[START Source extract]

Charles Dickens (The Christmas Carole) reminds us that throughout history, there have been times like this. When looking at life and society through smoked lens, we see it all as a dark, dismal, and hopeless situation—all around us. Shrinking economy, wars and rumors of wars, promise of higher taxes and cost of living, unemployment and such: where will it end; where will it lead us? So let’s just sit down and have a good pity party, let’s blame the politician, or better yet-blame God! What a mess! This is the worst of times—what can we do? Where cane we turn? Who really has the answers for us?
Oh, but this is the best of times! What opportunities we have to rise above the circumstances around us and prove to the world what an “awesome God we love and serve.” People need a good word, a friend who will encourage and stand by them; we all need a “little bit of Good News”! In such times, many need to hear their friends and neighbors say “we care about you”. And show that love by actions of love and going the second mile! What a stage for us to “showcase” our Lord and all His wonderful promises! What a great challenge to read Paul’s epistles and be reminded how God used one man to spread the ‘love of God through Christ’ throughout the Gentile world! Yes, this has to be the best of times. Let’s not waste one minute on nay-sayers, worriers, and whiners.

[END Source extract]
[START Data entries]

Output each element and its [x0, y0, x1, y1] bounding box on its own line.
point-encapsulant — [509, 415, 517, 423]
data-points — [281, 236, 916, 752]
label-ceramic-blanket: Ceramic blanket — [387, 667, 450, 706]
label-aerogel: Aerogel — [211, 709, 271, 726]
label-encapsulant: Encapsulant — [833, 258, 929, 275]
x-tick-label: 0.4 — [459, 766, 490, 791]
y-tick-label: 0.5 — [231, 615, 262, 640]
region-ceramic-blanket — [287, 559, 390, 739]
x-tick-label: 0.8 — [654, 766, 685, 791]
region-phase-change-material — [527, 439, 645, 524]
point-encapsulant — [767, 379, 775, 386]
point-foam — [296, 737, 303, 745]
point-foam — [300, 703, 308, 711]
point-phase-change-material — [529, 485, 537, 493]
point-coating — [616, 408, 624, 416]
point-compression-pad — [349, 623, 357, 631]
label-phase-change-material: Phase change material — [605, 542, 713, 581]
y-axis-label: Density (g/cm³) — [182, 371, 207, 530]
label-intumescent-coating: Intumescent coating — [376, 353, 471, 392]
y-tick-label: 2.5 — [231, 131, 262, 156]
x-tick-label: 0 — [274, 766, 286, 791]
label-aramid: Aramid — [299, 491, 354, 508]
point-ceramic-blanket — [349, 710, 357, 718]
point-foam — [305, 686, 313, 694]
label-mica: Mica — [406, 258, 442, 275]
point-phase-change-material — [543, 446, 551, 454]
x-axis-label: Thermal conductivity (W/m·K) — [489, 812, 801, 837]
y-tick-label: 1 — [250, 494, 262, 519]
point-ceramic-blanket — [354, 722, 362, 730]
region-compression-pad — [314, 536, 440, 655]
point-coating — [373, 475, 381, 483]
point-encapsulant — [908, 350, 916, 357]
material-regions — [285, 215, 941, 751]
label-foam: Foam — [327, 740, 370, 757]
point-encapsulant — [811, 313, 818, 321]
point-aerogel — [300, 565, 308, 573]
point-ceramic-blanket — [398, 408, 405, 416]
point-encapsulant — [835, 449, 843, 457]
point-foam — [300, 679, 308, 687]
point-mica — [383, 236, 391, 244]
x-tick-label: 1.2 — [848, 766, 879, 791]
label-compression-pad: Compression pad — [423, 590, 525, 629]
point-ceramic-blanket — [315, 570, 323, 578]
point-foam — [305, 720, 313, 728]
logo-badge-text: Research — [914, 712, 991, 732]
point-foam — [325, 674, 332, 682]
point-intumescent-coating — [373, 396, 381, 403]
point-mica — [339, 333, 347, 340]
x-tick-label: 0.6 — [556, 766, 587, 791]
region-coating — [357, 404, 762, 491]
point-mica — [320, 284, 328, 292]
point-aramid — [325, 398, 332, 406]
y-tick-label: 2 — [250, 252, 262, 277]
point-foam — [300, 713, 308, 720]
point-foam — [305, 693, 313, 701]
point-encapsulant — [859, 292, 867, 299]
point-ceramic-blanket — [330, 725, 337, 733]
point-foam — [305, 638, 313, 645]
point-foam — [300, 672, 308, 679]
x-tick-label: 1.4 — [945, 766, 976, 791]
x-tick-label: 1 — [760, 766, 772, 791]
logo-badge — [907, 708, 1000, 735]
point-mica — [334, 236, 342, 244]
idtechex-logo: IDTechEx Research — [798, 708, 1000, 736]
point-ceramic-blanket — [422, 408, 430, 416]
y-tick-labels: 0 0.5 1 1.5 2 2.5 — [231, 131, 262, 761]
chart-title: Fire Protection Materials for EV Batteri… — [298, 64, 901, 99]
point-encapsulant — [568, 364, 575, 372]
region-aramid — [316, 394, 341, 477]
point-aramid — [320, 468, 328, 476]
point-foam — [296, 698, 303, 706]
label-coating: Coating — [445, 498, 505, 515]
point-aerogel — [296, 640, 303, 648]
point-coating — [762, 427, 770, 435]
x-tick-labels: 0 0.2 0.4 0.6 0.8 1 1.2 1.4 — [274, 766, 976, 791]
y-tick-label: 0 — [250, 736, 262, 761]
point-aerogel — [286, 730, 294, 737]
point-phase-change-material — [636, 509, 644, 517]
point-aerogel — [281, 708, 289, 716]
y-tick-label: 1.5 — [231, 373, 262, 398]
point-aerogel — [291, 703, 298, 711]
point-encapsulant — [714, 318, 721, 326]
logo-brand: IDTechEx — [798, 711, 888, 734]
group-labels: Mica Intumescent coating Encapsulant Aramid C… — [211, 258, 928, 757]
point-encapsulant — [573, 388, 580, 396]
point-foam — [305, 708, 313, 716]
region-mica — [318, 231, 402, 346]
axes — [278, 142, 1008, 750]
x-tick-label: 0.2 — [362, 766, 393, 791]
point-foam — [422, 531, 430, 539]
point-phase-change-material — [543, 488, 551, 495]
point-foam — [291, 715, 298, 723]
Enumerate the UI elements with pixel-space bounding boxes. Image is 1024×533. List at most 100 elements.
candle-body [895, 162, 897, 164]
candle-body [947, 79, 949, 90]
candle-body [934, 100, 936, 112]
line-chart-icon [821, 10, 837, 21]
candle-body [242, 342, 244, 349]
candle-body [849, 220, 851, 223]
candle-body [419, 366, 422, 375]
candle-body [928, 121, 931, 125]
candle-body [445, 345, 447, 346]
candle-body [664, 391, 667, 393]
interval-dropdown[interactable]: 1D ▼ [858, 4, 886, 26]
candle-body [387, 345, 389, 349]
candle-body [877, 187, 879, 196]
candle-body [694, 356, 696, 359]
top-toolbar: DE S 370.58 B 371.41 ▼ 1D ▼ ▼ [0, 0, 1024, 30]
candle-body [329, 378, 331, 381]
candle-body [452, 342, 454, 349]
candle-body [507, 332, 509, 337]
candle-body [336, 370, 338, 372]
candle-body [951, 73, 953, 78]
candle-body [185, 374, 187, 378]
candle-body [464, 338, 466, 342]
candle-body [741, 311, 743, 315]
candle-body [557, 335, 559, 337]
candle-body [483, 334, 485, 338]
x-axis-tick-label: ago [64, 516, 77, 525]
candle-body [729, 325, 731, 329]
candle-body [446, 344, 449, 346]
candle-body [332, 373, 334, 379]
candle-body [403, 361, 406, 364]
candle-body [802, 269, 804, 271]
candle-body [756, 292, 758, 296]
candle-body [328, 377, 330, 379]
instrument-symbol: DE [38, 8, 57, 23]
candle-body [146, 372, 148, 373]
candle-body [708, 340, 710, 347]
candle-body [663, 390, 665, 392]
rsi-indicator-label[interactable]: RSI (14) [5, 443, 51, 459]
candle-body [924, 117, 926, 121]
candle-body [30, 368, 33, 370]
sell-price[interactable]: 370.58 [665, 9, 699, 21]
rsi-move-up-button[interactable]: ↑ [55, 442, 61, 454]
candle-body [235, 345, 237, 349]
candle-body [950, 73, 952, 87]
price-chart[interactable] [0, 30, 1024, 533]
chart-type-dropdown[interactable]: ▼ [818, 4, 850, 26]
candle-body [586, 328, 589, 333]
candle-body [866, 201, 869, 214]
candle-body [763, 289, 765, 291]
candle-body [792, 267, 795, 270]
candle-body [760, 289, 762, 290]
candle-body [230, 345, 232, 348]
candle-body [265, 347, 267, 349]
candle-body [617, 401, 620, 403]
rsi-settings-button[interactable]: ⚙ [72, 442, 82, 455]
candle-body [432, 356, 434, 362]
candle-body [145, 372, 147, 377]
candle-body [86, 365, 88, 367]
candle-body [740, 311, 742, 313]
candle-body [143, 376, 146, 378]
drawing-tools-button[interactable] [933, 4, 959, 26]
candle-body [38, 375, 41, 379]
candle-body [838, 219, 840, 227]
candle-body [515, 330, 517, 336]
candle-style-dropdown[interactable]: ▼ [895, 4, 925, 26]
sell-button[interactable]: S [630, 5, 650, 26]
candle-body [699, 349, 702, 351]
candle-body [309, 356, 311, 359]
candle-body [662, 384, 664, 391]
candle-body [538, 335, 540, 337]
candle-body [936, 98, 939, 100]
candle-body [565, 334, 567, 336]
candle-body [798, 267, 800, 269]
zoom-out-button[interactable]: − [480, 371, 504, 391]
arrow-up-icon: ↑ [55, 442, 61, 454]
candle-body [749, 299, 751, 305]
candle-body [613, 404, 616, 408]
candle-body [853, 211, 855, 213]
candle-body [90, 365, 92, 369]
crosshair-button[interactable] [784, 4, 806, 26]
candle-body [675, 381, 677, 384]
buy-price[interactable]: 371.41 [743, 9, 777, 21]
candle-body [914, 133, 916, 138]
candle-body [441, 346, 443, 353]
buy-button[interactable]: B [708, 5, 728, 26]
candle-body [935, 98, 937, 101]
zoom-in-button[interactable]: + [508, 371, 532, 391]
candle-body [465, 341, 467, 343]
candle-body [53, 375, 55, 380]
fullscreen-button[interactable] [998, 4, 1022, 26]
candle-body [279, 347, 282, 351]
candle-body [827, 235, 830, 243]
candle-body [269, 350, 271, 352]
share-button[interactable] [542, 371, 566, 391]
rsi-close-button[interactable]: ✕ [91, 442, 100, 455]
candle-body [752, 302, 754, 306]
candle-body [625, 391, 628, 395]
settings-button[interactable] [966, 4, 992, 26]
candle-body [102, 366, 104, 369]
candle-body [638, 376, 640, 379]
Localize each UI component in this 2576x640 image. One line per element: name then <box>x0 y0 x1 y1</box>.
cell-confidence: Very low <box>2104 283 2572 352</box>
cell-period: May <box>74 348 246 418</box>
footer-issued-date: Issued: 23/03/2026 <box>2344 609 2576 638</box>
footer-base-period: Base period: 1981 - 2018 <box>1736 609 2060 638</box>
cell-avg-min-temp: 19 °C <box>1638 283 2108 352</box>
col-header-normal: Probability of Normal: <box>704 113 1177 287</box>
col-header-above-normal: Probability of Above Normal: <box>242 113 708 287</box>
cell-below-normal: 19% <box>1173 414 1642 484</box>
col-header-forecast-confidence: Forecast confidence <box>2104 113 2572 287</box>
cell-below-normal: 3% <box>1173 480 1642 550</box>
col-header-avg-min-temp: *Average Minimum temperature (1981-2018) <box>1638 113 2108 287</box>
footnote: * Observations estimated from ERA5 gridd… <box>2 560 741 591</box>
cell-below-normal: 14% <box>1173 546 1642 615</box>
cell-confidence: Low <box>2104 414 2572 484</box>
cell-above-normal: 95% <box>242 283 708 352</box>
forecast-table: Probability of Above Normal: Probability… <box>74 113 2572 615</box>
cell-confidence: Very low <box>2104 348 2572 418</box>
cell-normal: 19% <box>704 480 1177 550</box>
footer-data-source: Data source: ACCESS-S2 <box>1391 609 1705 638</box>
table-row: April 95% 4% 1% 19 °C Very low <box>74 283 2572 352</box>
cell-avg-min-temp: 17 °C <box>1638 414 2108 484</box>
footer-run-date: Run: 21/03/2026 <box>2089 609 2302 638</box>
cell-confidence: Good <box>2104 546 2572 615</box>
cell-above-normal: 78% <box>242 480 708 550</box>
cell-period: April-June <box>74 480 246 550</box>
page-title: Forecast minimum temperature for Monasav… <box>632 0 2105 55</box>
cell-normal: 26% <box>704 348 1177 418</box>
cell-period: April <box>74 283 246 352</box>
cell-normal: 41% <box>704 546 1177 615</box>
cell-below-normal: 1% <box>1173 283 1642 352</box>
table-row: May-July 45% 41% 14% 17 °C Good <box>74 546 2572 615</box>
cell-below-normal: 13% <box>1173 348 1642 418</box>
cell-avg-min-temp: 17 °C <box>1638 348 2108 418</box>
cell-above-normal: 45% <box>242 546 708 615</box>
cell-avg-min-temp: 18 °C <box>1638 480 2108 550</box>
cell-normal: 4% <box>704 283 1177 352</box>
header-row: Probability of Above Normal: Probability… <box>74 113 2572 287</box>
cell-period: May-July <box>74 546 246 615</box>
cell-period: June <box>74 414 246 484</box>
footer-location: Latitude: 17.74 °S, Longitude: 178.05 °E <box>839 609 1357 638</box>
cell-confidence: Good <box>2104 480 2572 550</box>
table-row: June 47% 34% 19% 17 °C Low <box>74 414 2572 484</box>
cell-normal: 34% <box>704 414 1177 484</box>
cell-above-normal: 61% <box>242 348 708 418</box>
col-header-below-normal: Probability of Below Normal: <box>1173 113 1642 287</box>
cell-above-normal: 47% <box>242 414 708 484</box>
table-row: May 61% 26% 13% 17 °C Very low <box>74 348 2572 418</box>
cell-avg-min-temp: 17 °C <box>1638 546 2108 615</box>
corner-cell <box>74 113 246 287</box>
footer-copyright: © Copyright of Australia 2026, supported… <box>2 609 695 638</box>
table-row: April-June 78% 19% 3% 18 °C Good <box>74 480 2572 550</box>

[END Data entries]

* [Problems and tasks]
1. Answer from the passage about hard times:
(a) Which author does the passage name at its start?
(b) Whose epistles does it suggest reading?
(c) On which three kinds of people does it say not to waste one minute?
2. Reproduce the passage about hard times word for word, starting at "Oh, but this" and ending at "worriers, and whiners.".
Rely only on the passage about hard times when responding.

* [In response]
1.
(a) Charles Dickens
(b) Paul's
(c) Nay-sayers, worriers, and whiners

2.
Oh, but this is the best of times! What opportunities we have to rise above the circumstances around us and prove to the world what an “awesome God we love and serve.” People need a good word, a friend who will encourage and stand by them; we all need a “little bit of Good News”! In such times, many need to hear their friends and neighbors say “we care about you”. And show that love by actions of love and going the second mile! What a stage for us to “showcase” our Lord and all His wonderful promises! What a great challenge to read Paul’s epistles and be reminded how God used one man to spread the ‘love of God through Christ’ throughout the Gentile world! Yes, this has to be the best of times. Let’s not waste one minute on nay-sayers, worriers, and whiners.